------ Document extract ------

For example, in the auditory recognition of the word "candle", the following steps take place. When the hearer hears the first two phonemes //k// and //æ// ((1) and (2) in the image), he or she would activate the word "candle", along with competitors such as "candy", "canopy", "cattle", and numerous others. Once the phoneme //n// is added ((3) in the image), "cattle" would be kicked out; with //d//, "canopy" would be kicked out; and this process would continue until the recognition point, the final //l// of "candle", were reached ((5) in the image). The recognition point need not always be the final phoneme of the word; the recognition point of "slander", for example, occurs at the //d// (since no other English words begin "sland-"); all competitors for "spaghetti" are ruled out as early as //spəɡ//; Jerome Packard has demonstrated that the recognition point of the Chinese word huŏchē ("train") occurs before huŏch-; and a landmark study by Pienie Zwitserlood demonstrated that the recognition point of the Dutch word kapitein (captain) was at the vowel before the final //n//.

Since its original proposal, the model has been adjusted to allow for the role that context plays in helping the hearer rule out competitors, and the fact that activation is "tolerant" to minor acoustic mismatches that arise because of coarticulation (a property by which language sounds are slightly changed by the sounds preceding and following them).

==Experimental evidence==
Much evidence in favor of the cohort model has come from priming studies, in which a priming word is presented to a subject and then closely followed by a target word and the subject asked to identify if the target word is a real word or not; the theory behind the priming paradigm is that if a word is activated in the subject's mental lexicon, the subject will be able to respond more quickly to the target word. If the subject does respond more quickly, the target word is said to be primed by the priming word. Several priming studies have found that when a stimulus that does not reach recognition point is presented, numerous target words were all primed, whereas if a stimulus past recognition point is presented, only one word is primed. For example, in Pienie Zwitserlood's study of Dutch compared the words kapitein ("captain") and kapitaal ("capital" or "money"); in the study, the stem kapit- primed both boot ("boat", semantically related to kapitein) and geld ("money", semantically related to kapitaal), suggesting that both lexical entries were activated; the full word kapitein, on the other hand, primed only boot and not geld. Furthermore, experiments have shown that in tasks where subjects must differentiate between words and non-words, reaction times were faster for longer words with phonemic points of discrimination earlier in the word. For example, discriminating between Crocodile and Dial, the point of recognition to discriminate between the two words comes at the /d/ in Crocodile which is much earlier than the /l/ sound in Dial.

Later experiments refined the model. For example, some studies showed that "shadowers" (subjects who listen to auditory stimuli and repeat it as quickly as possible) could not shadow as quickly when words were jumbled up so they didn't mean anything; those results suggested that sentence structure and speech context also contribute to the process of activation and selection.

Research in bilinguals has found that word recognition is influenced by the number of neighbors in both languages.

------ Data supplied ------

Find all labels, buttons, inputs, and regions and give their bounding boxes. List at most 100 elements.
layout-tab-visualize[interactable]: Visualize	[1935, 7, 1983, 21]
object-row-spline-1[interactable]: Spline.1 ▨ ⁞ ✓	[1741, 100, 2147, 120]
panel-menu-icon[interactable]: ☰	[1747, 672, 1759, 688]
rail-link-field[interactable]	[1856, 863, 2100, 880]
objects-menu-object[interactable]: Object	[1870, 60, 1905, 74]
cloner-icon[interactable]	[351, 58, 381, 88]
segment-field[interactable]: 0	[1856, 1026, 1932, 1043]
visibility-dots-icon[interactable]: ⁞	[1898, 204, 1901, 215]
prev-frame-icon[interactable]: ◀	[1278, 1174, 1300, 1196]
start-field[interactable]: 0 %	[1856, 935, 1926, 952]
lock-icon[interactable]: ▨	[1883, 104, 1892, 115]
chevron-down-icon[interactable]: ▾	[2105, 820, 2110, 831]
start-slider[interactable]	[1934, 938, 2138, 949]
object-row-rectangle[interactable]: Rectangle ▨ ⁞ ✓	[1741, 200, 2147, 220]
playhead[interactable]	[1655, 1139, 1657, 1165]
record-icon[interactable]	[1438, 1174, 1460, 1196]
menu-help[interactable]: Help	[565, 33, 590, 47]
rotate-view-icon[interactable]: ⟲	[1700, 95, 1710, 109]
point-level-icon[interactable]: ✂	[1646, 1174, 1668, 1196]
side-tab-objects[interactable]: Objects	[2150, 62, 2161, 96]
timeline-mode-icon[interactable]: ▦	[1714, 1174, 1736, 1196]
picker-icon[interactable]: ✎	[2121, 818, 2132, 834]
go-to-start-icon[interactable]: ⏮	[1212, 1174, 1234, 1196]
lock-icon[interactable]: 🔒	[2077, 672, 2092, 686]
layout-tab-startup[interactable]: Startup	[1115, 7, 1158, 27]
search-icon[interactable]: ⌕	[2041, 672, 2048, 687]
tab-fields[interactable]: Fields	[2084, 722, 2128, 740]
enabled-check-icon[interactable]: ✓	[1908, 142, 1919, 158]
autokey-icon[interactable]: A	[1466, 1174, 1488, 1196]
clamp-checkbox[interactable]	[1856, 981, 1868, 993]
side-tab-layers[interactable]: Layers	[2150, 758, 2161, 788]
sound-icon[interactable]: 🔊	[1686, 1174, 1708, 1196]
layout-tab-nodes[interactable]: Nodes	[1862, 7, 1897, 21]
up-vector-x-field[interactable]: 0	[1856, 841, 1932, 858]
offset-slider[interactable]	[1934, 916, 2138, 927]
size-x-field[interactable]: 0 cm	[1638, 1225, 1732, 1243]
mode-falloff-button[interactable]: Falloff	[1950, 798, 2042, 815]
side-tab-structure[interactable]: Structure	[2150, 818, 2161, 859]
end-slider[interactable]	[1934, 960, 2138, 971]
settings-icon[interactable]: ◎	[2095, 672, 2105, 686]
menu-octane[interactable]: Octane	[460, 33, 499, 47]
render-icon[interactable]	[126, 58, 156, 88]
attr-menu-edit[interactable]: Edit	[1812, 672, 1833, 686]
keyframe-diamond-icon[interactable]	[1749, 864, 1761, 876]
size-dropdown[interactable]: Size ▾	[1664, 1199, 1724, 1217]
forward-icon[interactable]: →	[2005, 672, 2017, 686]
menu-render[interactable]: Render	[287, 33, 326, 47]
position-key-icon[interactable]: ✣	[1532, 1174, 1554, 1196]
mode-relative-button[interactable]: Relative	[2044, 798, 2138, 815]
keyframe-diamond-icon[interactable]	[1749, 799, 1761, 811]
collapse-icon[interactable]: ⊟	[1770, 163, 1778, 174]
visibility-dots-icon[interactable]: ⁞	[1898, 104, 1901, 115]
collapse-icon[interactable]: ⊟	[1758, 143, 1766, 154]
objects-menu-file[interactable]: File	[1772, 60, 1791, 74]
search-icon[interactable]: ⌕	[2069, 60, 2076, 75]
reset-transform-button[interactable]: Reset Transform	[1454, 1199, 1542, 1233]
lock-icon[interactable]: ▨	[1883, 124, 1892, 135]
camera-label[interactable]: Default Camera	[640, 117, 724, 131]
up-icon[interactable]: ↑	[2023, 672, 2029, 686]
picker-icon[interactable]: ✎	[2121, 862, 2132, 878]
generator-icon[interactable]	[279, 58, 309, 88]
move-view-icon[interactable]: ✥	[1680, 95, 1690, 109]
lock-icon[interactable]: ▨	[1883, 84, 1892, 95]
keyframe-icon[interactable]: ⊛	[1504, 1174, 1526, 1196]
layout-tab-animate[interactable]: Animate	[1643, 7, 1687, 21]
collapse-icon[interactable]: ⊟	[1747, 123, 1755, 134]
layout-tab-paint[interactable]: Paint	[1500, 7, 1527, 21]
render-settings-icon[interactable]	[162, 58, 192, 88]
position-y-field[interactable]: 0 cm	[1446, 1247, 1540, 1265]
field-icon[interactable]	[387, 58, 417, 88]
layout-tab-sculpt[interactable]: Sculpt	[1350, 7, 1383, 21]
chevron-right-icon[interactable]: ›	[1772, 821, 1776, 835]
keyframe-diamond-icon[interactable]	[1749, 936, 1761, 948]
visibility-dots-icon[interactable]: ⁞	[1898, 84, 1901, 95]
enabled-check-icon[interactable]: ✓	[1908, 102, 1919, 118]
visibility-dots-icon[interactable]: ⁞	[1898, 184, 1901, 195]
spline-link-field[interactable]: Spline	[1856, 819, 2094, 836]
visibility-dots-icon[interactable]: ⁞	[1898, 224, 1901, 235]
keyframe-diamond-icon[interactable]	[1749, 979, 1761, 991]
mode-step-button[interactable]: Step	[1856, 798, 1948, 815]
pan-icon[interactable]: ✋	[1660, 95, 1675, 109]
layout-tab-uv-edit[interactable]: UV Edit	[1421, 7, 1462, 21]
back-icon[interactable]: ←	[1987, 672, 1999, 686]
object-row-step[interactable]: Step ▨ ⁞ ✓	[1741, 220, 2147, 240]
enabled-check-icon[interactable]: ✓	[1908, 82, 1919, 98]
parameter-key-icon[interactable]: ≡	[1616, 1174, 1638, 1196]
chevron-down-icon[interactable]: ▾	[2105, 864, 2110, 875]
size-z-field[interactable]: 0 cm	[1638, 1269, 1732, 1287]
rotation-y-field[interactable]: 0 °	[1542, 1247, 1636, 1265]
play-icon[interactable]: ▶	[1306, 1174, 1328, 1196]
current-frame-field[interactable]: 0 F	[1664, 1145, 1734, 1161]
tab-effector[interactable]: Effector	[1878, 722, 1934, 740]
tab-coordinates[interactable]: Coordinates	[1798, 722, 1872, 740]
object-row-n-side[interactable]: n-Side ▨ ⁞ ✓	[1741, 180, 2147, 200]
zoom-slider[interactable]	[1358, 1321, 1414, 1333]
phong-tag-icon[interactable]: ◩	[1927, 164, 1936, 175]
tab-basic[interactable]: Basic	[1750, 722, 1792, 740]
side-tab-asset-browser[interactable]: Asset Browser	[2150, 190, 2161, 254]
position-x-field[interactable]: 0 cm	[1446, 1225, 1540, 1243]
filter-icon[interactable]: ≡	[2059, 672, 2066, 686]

------

## Your objective
Summarize the text about the cohort model of word recognition in three sentences.

## Exercise solution
When a hearer takes in a word's first phonemes, the word is activated along with competitors, which are ruled out as further phonemes arrive until the recognition point is reached, and that point need not be the word's final phoneme. The model has since been adjusted to account for the role of context and for activation that tolerates minor acoustic mismatches caused by coarticulation. Priming studies support the model by showing that a stimulus short of the recognition point primes several target words while one past it primes only one, and later experiments with shadowers suggested that sentence structure and speech context also contribute to activation and selection.